[Dataset rows]
• • • •

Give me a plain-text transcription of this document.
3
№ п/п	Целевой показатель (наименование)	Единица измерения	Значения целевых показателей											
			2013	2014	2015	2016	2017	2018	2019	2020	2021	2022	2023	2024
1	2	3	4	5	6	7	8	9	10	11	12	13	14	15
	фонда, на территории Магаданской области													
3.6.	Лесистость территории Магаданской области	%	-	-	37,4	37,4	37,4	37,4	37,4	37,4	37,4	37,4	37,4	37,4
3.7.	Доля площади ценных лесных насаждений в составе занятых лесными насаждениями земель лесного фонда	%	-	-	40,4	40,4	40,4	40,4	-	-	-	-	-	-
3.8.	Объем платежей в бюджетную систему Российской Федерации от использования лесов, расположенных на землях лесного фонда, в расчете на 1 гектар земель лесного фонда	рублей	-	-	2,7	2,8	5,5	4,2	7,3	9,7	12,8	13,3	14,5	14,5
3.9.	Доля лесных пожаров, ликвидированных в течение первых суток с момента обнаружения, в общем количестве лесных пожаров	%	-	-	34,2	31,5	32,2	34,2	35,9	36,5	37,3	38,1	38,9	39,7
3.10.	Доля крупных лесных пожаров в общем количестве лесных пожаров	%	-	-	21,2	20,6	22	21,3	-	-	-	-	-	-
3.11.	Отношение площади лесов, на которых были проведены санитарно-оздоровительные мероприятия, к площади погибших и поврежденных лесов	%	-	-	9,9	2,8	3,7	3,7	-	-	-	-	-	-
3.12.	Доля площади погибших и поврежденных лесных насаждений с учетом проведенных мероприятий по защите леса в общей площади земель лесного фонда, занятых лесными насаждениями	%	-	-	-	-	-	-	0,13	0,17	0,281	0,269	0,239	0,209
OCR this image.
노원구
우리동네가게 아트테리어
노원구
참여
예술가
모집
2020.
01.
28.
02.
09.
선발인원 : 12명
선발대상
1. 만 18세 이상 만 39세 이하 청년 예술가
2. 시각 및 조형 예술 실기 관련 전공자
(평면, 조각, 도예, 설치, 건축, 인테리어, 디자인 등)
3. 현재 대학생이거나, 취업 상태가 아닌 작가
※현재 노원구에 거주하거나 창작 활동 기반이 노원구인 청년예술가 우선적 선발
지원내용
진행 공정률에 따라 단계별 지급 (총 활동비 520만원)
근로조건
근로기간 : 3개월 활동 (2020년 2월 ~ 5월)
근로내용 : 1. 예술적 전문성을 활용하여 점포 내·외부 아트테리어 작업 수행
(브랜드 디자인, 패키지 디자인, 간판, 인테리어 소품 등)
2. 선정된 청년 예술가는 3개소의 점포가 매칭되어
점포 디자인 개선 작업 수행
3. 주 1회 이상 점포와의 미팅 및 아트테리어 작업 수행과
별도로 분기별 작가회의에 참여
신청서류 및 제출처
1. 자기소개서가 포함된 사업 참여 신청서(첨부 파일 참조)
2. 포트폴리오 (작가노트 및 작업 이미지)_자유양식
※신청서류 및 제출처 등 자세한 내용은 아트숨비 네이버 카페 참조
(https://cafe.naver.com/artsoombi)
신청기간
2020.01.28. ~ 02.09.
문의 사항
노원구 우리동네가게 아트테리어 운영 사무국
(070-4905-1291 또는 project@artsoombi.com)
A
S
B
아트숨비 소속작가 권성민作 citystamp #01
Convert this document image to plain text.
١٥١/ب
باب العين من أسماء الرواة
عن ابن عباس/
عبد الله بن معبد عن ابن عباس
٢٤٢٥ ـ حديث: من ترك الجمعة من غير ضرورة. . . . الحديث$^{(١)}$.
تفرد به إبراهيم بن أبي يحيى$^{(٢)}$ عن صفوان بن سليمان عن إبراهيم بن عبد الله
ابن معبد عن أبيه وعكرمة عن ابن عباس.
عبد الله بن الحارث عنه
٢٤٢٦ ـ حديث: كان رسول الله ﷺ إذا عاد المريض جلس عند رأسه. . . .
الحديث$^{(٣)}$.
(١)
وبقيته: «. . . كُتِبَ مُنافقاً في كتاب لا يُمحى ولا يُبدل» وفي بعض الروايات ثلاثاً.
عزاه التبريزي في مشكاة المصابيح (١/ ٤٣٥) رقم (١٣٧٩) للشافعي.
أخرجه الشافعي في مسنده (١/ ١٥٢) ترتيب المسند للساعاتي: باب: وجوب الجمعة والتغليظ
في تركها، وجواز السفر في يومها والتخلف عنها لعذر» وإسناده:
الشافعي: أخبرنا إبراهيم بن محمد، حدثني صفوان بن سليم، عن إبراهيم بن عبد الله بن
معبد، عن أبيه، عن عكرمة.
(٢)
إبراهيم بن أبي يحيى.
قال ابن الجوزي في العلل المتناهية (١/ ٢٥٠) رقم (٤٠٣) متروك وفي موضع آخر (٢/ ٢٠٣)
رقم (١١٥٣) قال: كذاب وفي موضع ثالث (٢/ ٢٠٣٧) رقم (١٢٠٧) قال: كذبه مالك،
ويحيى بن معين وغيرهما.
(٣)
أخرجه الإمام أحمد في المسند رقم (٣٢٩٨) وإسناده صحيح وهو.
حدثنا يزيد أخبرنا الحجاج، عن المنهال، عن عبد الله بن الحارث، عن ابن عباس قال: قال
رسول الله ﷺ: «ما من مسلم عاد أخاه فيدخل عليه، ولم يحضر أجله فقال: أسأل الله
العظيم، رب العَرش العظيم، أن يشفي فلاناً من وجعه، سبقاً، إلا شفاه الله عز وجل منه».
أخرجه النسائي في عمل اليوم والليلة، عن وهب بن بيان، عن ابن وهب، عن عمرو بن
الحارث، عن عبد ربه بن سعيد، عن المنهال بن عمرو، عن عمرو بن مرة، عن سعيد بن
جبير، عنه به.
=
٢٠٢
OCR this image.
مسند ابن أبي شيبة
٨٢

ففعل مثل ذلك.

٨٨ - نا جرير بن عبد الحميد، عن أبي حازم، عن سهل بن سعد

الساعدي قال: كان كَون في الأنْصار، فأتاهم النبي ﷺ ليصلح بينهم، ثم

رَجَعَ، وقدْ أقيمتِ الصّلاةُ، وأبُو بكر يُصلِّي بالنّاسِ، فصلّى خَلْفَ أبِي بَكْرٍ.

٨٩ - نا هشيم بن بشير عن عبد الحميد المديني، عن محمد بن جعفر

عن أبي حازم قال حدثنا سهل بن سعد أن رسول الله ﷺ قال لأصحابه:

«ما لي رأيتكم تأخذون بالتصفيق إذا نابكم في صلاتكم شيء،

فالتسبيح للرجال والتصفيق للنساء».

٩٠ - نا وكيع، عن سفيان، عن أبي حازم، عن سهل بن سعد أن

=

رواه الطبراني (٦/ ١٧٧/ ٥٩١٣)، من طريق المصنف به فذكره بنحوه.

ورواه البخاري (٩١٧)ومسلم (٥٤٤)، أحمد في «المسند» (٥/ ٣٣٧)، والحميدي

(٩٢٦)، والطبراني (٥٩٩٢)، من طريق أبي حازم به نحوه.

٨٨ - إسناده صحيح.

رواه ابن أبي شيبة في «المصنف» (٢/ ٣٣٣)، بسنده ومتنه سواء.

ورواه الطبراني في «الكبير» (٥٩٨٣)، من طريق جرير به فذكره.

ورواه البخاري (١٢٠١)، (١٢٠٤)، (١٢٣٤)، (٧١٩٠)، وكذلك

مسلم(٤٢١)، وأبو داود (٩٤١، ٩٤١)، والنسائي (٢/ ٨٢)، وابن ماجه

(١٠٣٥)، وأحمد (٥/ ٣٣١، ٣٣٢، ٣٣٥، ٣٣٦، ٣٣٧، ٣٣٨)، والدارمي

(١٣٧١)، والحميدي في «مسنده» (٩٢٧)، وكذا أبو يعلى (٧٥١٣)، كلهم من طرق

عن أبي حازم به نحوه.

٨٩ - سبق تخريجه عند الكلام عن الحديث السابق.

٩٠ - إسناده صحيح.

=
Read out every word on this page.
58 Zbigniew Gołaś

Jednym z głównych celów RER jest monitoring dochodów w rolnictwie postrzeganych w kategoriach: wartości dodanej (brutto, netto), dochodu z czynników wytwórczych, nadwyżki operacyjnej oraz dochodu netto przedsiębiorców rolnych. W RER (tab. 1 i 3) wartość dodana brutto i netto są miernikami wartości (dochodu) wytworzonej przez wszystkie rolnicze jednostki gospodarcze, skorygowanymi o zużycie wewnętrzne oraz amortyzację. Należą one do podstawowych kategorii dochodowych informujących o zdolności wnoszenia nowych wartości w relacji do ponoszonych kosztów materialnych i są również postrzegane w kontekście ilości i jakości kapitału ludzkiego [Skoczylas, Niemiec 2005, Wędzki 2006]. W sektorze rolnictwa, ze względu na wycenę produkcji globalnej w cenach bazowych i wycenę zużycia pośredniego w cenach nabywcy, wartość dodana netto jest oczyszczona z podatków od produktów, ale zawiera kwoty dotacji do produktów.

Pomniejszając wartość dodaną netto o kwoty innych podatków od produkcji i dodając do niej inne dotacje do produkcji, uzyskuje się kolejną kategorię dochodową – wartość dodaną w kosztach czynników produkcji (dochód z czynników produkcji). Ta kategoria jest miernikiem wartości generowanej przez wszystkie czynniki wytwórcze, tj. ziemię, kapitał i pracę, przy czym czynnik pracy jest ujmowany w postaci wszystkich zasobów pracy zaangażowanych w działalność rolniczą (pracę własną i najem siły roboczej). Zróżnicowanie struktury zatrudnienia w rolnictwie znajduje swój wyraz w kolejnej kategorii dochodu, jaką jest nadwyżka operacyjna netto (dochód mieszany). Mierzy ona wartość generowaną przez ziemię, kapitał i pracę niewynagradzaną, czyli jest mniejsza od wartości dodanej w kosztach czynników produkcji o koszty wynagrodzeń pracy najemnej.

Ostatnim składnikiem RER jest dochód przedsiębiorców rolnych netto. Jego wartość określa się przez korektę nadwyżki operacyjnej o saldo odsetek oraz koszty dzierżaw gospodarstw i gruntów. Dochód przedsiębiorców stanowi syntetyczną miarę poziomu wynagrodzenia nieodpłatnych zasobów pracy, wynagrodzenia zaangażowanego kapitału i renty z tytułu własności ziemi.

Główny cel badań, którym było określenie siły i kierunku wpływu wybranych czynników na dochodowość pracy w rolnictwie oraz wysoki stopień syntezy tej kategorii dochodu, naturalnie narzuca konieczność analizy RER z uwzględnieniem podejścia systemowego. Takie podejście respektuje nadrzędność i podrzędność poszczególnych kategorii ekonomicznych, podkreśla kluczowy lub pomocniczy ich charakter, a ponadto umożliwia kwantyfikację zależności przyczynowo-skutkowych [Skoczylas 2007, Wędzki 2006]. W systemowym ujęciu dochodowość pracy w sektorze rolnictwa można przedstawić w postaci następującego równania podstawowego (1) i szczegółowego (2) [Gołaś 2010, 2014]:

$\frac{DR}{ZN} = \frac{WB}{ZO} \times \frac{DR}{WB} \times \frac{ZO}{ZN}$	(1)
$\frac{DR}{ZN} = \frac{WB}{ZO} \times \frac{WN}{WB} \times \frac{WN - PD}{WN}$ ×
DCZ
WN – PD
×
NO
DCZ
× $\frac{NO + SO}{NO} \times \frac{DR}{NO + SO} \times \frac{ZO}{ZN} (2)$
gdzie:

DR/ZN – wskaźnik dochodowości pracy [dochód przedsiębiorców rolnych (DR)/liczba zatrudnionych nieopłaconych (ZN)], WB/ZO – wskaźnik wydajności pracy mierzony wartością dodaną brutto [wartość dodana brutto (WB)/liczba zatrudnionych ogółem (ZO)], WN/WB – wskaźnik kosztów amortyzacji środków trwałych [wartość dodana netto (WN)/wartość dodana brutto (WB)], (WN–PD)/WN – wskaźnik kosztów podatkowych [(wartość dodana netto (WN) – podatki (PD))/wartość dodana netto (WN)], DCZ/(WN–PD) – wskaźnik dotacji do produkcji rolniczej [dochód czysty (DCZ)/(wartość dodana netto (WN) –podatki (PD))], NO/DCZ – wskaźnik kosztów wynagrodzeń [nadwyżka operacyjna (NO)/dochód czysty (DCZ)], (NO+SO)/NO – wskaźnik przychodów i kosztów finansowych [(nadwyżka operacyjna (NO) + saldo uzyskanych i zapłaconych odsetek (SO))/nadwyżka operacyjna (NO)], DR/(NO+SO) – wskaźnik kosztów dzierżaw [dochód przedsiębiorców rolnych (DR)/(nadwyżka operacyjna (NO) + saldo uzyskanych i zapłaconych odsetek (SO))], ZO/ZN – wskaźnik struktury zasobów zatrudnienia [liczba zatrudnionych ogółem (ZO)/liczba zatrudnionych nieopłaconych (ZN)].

• • • •

• Problem details
Search the entries for the word "صفوان" and copy every line that has it.

• The reply
تفرد به إبراهيم بن أبي يحيى$^{(٢)}$ عن صفوان بن سليمان عن إبراهيم بن عبد الله
الشافعي: أخبرنا إبراهيم بن محمد، حدثني صفوان بن سليم، عن إبراهيم بن عبد الله بن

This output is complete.